Set exercise:
Find how many lines hold the word "Quebec". Give only the number.

# # # # # # #

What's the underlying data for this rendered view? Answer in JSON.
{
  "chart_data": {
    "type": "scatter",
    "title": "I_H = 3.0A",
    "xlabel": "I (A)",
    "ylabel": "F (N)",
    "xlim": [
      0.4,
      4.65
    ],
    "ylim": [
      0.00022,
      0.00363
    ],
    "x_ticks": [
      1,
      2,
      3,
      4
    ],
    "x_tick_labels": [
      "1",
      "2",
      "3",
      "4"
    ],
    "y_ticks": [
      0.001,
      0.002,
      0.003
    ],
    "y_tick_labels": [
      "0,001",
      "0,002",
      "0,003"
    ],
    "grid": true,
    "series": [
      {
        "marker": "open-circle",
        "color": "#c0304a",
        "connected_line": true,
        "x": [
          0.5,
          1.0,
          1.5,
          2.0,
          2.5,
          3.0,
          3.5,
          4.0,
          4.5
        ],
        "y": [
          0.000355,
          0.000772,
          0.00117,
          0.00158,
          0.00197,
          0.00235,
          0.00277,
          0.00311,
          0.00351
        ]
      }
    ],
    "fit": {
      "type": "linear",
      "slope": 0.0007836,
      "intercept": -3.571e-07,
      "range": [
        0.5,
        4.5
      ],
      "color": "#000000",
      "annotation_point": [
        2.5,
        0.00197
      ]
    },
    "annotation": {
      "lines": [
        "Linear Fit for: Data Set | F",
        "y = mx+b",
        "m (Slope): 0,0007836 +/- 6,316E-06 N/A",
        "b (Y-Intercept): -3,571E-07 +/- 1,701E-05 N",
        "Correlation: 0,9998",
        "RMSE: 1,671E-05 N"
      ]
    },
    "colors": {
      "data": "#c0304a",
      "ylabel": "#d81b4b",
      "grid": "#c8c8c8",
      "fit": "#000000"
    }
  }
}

# # # # # # #

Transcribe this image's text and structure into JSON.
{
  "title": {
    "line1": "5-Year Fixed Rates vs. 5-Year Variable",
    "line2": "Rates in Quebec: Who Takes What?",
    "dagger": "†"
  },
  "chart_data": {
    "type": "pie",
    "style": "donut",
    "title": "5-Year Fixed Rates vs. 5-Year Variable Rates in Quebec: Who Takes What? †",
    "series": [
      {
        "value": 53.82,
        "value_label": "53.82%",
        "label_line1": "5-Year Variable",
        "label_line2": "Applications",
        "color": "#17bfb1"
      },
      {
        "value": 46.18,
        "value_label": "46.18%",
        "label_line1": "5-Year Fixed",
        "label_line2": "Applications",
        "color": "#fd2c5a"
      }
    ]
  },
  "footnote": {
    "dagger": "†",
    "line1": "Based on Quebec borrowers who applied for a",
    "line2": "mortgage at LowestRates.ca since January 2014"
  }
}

# # # # # # #

Result:
3